- TASK TO COMPLETE -
Please change "value-6m-2025" to "value-h1-2025" in the data between the lines holding "table-row-ebitda: EBITDA 18,926" and "dollar-sign: $ [582,75,591,92]", inclusive, and return only those lines with everything else left as it is.

- ITEMS -
#####
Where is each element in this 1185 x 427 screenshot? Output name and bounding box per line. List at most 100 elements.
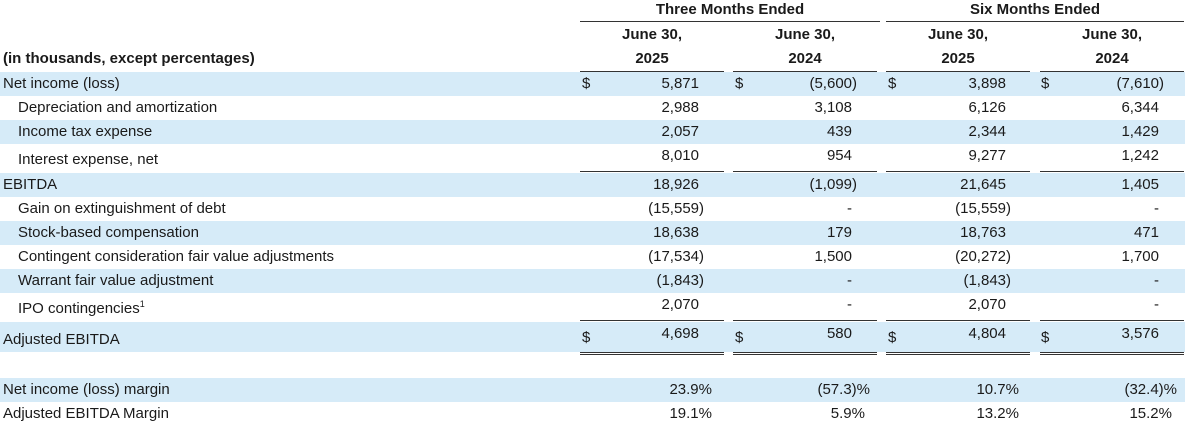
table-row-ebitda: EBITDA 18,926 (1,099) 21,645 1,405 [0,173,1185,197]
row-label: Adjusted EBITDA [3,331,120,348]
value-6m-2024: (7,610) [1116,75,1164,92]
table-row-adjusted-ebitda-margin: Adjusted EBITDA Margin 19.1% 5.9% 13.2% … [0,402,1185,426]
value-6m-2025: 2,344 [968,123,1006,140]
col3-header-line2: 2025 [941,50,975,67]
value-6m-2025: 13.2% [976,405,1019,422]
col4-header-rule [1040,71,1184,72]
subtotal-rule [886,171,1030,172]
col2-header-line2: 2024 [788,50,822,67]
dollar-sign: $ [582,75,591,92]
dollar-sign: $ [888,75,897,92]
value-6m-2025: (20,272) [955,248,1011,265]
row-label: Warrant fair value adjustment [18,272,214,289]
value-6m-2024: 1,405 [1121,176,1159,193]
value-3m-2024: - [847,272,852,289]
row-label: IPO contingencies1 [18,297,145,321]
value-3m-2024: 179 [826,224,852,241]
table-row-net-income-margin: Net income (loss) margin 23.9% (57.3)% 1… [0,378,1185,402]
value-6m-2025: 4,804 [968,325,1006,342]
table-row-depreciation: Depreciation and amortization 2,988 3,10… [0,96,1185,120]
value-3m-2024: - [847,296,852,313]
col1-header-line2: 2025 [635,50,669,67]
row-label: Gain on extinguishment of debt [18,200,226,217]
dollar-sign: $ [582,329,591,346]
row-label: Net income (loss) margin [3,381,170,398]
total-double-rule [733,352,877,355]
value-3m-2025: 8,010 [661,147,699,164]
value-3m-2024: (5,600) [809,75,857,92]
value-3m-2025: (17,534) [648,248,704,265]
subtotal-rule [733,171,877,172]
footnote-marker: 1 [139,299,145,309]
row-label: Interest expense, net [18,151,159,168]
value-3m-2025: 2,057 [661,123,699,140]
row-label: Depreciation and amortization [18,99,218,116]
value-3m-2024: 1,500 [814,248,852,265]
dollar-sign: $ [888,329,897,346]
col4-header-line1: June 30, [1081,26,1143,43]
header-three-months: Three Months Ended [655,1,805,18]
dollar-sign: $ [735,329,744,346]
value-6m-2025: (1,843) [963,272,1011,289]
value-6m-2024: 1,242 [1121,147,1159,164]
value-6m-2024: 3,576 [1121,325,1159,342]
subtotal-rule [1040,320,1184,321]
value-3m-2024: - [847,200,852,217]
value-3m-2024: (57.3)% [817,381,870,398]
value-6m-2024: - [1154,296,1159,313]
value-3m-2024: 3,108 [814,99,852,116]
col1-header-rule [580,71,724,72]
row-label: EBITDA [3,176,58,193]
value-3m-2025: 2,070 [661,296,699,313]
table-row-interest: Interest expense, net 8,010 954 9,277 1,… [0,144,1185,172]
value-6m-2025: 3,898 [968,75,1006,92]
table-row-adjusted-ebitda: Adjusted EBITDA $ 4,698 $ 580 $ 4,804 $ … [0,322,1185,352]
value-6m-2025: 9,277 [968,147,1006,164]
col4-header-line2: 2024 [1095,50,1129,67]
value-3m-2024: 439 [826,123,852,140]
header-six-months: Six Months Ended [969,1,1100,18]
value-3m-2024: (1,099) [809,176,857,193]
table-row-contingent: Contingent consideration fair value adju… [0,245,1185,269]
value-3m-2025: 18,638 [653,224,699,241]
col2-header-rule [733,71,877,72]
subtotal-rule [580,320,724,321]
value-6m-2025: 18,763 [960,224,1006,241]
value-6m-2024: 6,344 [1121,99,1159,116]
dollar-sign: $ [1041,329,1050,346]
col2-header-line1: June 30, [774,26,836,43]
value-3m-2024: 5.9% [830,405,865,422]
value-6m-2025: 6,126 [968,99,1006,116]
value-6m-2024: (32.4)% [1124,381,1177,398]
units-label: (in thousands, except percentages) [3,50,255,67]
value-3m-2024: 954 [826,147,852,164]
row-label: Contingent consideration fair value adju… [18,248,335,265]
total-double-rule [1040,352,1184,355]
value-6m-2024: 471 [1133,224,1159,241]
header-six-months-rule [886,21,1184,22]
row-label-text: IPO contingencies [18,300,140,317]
#####
- RESPONSE BELOW -
table-row-ebitda: EBITDA 18,926 (1,099) 21,645 1,405 [0,173,1185,197]
row-label: Adjusted EBITDA [3,331,120,348]
value-6m-2024: (7,610) [1116,75,1164,92]
table-row-adjusted-ebitda-margin: Adjusted EBITDA Margin 19.1% 5.9% 13.2% … [0,402,1185,426]
value-h1-2025: 2,344 [968,123,1006,140]
col3-header-line2: 2025 [941,50,975,67]
value-h1-2025: 13.2% [976,405,1019,422]
col4-header-rule [1040,71,1184,72]
subtotal-rule [886,171,1030,172]
col2-header-line2: 2024 [788,50,822,67]
dollar-sign: $ [582,75,591,92]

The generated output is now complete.